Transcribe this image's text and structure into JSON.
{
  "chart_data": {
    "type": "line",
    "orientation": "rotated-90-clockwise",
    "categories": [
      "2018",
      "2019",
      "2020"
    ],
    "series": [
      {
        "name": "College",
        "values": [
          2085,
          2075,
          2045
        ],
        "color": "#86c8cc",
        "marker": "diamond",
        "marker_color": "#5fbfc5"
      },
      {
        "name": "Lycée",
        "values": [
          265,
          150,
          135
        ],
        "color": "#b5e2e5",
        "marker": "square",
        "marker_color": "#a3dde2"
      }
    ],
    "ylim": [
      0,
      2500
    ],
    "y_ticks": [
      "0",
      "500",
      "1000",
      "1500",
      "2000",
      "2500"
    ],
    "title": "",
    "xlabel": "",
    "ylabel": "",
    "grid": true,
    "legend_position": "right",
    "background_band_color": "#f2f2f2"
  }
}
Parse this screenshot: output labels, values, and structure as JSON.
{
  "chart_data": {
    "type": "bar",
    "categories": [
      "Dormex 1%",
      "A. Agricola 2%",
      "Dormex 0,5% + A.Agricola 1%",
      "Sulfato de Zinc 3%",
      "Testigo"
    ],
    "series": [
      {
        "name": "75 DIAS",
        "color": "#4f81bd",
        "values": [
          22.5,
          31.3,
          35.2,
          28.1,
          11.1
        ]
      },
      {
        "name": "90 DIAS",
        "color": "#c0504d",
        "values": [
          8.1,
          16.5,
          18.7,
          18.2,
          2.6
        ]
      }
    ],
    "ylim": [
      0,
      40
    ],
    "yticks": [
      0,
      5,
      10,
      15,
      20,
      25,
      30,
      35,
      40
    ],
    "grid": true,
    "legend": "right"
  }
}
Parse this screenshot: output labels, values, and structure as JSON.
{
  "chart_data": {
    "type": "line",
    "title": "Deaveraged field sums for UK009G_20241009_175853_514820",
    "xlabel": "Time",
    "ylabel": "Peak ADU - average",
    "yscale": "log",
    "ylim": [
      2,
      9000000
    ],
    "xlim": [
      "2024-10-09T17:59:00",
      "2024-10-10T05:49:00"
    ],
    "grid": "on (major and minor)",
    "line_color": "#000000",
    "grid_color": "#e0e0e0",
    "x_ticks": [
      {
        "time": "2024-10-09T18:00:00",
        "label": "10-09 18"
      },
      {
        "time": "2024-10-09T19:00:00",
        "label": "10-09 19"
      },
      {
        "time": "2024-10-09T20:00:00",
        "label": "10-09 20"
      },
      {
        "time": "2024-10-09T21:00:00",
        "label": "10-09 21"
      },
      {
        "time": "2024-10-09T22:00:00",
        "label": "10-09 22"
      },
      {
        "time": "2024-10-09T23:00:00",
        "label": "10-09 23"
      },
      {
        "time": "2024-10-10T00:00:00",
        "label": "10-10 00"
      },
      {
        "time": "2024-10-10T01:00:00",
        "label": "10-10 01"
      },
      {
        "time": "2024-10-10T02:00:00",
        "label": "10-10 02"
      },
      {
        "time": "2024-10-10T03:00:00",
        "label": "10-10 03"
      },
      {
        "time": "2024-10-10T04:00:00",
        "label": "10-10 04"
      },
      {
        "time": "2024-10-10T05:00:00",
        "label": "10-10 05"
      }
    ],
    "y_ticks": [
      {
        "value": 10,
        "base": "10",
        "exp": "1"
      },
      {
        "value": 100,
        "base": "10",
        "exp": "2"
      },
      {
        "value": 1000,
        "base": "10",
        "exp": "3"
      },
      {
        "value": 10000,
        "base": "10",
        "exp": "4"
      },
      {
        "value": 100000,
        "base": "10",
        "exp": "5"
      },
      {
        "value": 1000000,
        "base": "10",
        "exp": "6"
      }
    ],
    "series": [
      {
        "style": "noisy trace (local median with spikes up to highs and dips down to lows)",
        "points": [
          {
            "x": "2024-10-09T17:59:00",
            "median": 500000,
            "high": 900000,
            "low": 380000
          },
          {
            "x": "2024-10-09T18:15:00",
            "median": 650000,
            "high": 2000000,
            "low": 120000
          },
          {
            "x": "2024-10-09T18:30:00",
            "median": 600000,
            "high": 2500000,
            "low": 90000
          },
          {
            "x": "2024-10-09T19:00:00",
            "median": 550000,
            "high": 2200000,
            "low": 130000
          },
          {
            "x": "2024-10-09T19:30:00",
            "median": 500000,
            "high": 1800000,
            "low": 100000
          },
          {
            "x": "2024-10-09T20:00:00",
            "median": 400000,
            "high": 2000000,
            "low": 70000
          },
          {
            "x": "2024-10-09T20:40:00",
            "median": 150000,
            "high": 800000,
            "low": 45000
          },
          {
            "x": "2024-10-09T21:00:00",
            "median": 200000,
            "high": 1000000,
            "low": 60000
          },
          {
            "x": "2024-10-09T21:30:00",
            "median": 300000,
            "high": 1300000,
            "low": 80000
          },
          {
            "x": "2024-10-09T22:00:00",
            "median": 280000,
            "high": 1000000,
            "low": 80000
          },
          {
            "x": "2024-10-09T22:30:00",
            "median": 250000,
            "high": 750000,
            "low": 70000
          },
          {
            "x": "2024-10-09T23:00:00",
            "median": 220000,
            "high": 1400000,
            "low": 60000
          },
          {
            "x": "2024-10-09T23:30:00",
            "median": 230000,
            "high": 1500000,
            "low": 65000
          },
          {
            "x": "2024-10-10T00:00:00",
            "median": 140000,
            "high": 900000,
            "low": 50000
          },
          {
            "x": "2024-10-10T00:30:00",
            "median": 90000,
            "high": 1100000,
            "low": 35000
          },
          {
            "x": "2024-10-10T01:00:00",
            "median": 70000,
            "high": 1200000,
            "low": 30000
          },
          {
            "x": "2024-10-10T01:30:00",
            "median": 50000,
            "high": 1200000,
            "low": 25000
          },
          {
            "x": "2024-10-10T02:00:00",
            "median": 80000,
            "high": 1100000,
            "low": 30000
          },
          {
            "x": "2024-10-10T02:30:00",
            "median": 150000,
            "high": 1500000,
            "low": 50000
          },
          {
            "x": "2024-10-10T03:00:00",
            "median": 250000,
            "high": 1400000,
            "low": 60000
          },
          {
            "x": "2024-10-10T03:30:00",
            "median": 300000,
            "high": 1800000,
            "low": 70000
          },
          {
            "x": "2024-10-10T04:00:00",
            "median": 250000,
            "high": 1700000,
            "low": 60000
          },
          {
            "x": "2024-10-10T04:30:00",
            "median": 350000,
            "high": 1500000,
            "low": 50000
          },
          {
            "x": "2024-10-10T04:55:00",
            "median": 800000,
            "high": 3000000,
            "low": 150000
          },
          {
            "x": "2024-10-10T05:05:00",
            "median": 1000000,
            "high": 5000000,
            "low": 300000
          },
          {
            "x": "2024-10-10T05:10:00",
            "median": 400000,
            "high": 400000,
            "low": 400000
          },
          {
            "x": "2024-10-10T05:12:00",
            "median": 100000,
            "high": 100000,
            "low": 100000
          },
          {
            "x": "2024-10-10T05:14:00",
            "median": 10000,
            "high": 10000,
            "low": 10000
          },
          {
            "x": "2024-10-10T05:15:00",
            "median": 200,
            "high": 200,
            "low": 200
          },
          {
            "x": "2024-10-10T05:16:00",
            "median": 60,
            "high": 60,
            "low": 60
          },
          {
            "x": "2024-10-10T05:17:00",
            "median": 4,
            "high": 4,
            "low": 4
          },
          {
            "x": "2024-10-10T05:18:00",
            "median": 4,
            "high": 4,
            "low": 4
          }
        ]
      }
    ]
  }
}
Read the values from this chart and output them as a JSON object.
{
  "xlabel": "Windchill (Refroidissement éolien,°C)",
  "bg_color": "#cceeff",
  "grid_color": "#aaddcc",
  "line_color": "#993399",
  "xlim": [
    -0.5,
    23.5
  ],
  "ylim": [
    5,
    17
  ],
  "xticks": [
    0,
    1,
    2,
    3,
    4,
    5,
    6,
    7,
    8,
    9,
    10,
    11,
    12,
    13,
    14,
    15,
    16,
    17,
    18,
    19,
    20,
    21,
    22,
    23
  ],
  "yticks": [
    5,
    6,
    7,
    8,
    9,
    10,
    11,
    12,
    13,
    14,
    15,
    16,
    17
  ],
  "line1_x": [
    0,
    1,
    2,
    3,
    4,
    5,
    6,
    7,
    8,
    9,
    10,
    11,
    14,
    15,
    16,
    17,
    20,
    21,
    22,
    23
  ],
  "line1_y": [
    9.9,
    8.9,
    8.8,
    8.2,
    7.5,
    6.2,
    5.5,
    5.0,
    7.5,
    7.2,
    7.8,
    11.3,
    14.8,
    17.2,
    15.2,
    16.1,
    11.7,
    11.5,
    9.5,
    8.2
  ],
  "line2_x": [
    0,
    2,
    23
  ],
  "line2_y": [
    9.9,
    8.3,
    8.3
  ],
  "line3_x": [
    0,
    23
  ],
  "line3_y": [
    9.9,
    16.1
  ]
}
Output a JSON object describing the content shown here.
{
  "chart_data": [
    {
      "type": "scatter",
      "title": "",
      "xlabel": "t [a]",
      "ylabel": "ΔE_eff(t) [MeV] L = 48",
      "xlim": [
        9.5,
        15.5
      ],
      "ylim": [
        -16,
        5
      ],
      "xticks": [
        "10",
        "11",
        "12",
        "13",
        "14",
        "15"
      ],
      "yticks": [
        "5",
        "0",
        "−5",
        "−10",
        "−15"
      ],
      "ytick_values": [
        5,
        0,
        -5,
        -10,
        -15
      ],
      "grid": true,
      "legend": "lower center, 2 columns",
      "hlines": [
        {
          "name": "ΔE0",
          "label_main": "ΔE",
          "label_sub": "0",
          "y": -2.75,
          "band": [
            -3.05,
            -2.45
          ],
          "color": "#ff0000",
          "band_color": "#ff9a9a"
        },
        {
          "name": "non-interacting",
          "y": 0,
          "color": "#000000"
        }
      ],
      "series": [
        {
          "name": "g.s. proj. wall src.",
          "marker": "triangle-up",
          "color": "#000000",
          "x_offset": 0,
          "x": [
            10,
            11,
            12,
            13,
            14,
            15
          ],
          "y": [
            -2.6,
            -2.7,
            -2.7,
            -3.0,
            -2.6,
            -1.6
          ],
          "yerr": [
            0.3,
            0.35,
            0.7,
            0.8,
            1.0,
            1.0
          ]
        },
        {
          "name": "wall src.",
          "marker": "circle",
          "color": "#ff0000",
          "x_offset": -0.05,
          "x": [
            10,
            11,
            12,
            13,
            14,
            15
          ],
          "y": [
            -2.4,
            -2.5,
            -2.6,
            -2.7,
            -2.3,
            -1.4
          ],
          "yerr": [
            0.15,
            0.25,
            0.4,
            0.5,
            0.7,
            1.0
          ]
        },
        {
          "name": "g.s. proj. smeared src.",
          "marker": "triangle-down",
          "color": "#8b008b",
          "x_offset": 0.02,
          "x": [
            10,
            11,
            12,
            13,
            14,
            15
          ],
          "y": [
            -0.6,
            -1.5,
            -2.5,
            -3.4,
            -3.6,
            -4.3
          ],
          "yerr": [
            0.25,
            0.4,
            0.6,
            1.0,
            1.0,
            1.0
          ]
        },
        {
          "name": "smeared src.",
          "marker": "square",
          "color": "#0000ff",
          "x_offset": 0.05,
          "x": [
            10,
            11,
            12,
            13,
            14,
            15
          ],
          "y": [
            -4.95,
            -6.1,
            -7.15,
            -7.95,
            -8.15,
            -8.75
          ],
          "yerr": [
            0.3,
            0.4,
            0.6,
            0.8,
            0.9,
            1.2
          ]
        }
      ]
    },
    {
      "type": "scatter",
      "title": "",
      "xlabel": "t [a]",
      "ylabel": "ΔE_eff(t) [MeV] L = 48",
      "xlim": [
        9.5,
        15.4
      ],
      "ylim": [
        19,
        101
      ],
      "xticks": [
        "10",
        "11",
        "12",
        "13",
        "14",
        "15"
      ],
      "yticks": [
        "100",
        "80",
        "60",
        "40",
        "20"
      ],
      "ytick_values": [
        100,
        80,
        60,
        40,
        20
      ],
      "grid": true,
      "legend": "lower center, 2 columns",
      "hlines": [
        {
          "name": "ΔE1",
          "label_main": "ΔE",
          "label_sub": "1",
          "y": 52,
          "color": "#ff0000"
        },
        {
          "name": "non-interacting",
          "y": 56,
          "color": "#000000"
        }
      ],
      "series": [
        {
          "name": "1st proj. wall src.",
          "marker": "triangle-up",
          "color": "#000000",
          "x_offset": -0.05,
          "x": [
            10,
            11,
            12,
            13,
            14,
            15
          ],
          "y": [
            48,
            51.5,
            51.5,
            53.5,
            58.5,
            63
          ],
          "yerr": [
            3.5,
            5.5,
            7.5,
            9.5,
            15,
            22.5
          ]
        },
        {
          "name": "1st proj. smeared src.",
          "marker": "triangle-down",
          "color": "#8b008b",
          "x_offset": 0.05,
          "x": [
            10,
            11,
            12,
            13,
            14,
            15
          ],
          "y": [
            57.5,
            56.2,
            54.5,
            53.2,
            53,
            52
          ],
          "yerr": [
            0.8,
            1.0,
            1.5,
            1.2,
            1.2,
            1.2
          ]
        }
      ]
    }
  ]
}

__Short problem__: Say, as a single number and nothing more, how many lines of the entries contain the word "ylabel".

__Result of the task__: 4